(Set exercise): Please update the rows below so that every "y-left-tick-label" becomes "left-axis-tick-label", and leave everything else unchanged.

(Stored items from a collection)
+---+

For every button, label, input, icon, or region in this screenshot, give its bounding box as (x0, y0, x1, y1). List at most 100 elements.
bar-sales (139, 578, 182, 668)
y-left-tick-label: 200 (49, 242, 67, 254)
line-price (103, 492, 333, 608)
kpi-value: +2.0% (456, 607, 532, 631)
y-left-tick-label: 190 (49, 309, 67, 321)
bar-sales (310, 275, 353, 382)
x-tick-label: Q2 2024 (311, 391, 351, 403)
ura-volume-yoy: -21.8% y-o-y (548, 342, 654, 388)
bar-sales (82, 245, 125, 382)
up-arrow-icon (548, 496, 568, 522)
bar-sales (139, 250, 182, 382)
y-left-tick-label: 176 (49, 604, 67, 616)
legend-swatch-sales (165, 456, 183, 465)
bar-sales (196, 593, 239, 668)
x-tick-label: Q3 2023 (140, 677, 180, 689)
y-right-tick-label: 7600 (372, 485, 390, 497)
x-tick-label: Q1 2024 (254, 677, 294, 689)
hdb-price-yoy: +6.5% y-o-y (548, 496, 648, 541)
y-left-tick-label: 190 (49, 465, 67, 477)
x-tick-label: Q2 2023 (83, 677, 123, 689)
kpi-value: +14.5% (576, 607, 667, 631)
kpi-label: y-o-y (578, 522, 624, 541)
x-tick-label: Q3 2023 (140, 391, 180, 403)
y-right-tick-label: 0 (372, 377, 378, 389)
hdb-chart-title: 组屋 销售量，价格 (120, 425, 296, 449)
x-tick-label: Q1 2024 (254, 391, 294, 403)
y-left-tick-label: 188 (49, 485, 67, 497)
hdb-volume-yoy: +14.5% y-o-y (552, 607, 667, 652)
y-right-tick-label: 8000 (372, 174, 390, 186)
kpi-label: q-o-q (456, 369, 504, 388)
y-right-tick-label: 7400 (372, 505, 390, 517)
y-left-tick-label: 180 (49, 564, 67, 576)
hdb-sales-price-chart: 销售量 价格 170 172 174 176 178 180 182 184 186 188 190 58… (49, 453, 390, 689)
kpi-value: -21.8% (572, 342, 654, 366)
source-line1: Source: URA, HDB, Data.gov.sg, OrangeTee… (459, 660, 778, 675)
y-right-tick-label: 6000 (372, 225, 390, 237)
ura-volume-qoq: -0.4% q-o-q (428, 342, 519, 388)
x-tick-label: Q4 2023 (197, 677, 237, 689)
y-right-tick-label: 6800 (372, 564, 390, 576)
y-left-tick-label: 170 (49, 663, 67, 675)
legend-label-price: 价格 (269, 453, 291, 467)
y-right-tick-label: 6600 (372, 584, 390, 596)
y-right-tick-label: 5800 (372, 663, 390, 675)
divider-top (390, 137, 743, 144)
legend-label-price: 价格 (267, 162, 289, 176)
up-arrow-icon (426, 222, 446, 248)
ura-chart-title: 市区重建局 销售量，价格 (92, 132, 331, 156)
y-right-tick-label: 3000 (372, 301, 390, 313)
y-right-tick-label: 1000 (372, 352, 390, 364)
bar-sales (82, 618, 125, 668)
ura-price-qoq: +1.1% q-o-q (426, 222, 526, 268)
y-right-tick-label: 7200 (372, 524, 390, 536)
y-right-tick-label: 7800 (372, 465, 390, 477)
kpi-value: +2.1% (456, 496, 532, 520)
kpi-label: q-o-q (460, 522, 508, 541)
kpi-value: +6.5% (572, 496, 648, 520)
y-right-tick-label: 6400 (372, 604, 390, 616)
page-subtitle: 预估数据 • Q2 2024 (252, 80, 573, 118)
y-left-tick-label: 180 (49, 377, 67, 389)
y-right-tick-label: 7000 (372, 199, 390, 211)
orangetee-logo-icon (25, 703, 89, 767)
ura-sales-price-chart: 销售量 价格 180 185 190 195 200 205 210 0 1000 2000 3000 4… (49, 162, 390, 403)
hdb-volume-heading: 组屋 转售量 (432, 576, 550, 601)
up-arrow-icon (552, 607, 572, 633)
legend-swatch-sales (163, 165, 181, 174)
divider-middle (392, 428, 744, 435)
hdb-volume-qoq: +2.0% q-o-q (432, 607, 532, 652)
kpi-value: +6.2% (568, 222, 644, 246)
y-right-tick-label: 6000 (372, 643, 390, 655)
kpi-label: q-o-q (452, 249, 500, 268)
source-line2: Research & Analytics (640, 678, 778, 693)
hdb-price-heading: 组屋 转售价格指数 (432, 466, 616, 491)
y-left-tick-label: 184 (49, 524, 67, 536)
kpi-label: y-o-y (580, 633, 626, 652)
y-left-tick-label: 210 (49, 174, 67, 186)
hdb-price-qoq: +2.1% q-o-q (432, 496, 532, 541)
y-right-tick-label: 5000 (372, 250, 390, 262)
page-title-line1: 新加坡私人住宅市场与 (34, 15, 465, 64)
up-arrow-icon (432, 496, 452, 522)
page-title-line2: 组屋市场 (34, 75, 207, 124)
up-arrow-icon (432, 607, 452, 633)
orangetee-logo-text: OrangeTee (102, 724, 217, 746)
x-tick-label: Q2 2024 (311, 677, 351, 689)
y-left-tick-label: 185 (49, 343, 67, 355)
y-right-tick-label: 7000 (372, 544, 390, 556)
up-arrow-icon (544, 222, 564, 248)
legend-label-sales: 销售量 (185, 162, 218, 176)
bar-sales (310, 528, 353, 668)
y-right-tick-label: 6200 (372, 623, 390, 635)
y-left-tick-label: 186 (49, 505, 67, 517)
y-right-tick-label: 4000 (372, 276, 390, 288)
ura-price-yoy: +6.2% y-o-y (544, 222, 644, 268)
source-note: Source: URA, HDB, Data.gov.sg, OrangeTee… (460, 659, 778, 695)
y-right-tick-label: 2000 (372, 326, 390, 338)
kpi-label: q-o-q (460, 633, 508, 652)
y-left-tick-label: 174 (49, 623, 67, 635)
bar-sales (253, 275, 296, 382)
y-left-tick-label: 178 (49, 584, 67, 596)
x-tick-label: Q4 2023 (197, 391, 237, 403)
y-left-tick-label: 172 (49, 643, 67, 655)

+---+

(Expected output):
For every button, label, input, icon, or region in this screenshot, give its bounding box as (x0, y0, x1, y1). List at most 100 elements.
bar-sales (139, 578, 182, 668)
left-axis-tick-label: 200 (49, 242, 67, 254)
line-price (103, 492, 333, 608)
kpi-value: +2.0% (456, 607, 532, 631)
left-axis-tick-label: 190 (49, 309, 67, 321)
bar-sales (310, 275, 353, 382)
x-tick-label: Q2 2024 (311, 391, 351, 403)
ura-volume-yoy: -21.8% y-o-y (548, 342, 654, 388)
bar-sales (82, 245, 125, 382)
up-arrow-icon (548, 496, 568, 522)
bar-sales (139, 250, 182, 382)
left-axis-tick-label: 176 (49, 604, 67, 616)
legend-swatch-sales (165, 456, 183, 465)
bar-sales (196, 593, 239, 668)
x-tick-label: Q3 2023 (140, 677, 180, 689)
y-right-tick-label: 7600 (372, 485, 390, 497)
x-tick-label: Q1 2024 (254, 677, 294, 689)
hdb-price-yoy: +6.5% y-o-y (548, 496, 648, 541)
left-axis-tick-label: 190 (49, 465, 67, 477)
x-tick-label: Q2 2023 (83, 677, 123, 689)
kpi-value: +14.5% (576, 607, 667, 631)
kpi-label: y-o-y (578, 522, 624, 541)
x-tick-label: Q3 2023 (140, 391, 180, 403)
y-right-tick-label: 0 (372, 377, 378, 389)
hdb-chart-title: 组屋 销售量，价格 (120, 425, 296, 449)
x-tick-label: Q1 2024 (254, 391, 294, 403)
left-axis-tick-label: 188 (49, 485, 67, 497)
hdb-volume-yoy: +14.5% y-o-y (552, 607, 667, 652)
y-right-tick-label: 8000 (372, 174, 390, 186)
kpi-label: q-o-q (456, 369, 504, 388)
y-right-tick-label: 7400 (372, 505, 390, 517)
left-axis-tick-label: 180 (49, 564, 67, 576)
hdb-sales-price-chart: 销售量 价格 170 172 174 176 178 180 182 184 186 188 190 58… (49, 453, 390, 689)
kpi-value: -21.8% (572, 342, 654, 366)
source-line1: Source: URA, HDB, Data.gov.sg, OrangeTee… (459, 660, 778, 675)
y-right-tick-label: 6000 (372, 225, 390, 237)
ura-volume-qoq: -0.4% q-o-q (428, 342, 519, 388)
x-tick-label: Q4 2023 (197, 677, 237, 689)
y-right-tick-label: 6800 (372, 564, 390, 576)
left-axis-tick-label: 170 (49, 663, 67, 675)
legend-label-price: 价格 (269, 453, 291, 467)
y-right-tick-label: 6600 (372, 584, 390, 596)
y-right-tick-label: 5800 (372, 663, 390, 675)
divider-top (390, 137, 743, 144)
legend-label-price: 价格 (267, 162, 289, 176)
up-arrow-icon (426, 222, 446, 248)
ura-chart-title: 市区重建局 销售量，价格 (92, 132, 331, 156)
y-right-tick-label: 3000 (372, 301, 390, 313)
y-right-tick-label: 1000 (372, 352, 390, 364)
bar-sales (82, 618, 125, 668)
ura-price-qoq: +1.1% q-o-q (426, 222, 526, 268)
y-right-tick-label: 7200 (372, 524, 390, 536)
y-right-tick-label: 7800 (372, 465, 390, 477)
kpi-value: +2.1% (456, 496, 532, 520)
kpi-label: q-o-q (460, 522, 508, 541)
kpi-value: +6.5% (572, 496, 648, 520)
y-right-tick-label: 6400 (372, 604, 390, 616)
page-subtitle: 预估数据 • Q2 2024 (252, 80, 573, 118)
left-axis-tick-label: 180 (49, 377, 67, 389)
y-right-tick-label: 7000 (372, 199, 390, 211)
orangetee-logo-icon (25, 703, 89, 767)
ura-sales-price-chart: 销售量 价格 180 185 190 195 200 205 210 0 1000 2000 3000 4… (49, 162, 390, 403)
hdb-volume-heading: 组屋 转售量 (432, 576, 550, 601)
up-arrow-icon (552, 607, 572, 633)
legend-swatch-sales (163, 165, 181, 174)
divider-middle (392, 428, 744, 435)
hdb-volume-qoq: +2.0% q-o-q (432, 607, 532, 652)
kpi-value: +6.2% (568, 222, 644, 246)
y-right-tick-label: 6000 (372, 643, 390, 655)
kpi-label: q-o-q (452, 249, 500, 268)
source-line2: Research & Analytics (640, 678, 778, 693)
hdb-price-heading: 组屋 转售价格指数 (432, 466, 616, 491)
left-axis-tick-label: 184 (49, 524, 67, 536)
kpi-label: y-o-y (580, 633, 626, 652)
left-axis-tick-label: 210 (49, 174, 67, 186)
hdb-price-qoq: +2.1% q-o-q (432, 496, 532, 541)
y-right-tick-label: 5000 (372, 250, 390, 262)
page-title-line1: 新加坡私人住宅市场与 (34, 15, 465, 64)
up-arrow-icon (432, 496, 452, 522)
page-title-line2: 组屋市场 (34, 75, 207, 124)
up-arrow-icon (432, 607, 452, 633)
orangetee-logo-text: OrangeTee (102, 724, 217, 746)
x-tick-label: Q2 2024 (311, 677, 351, 689)
left-axis-tick-label: 185 (49, 343, 67, 355)
y-right-tick-label: 7000 (372, 544, 390, 556)
up-arrow-icon (544, 222, 564, 248)
legend-label-sales: 销售量 (185, 162, 218, 176)
bar-sales (310, 528, 353, 668)
y-right-tick-label: 6200 (372, 623, 390, 635)
left-axis-tick-label: 186 (49, 505, 67, 517)
y-right-tick-label: 4000 (372, 276, 390, 288)
ura-price-yoy: +6.2% y-o-y (544, 222, 644, 268)
source-note: Source: URA, HDB, Data.gov.sg, OrangeTee… (460, 659, 778, 695)
y-right-tick-label: 2000 (372, 326, 390, 338)
kpi-label: q-o-q (460, 633, 508, 652)
left-axis-tick-label: 174 (49, 623, 67, 635)
bar-sales (253, 275, 296, 382)
left-axis-tick-label: 178 (49, 584, 67, 596)
x-tick-label: Q4 2023 (197, 391, 237, 403)
left-axis-tick-label: 172 (49, 643, 67, 655)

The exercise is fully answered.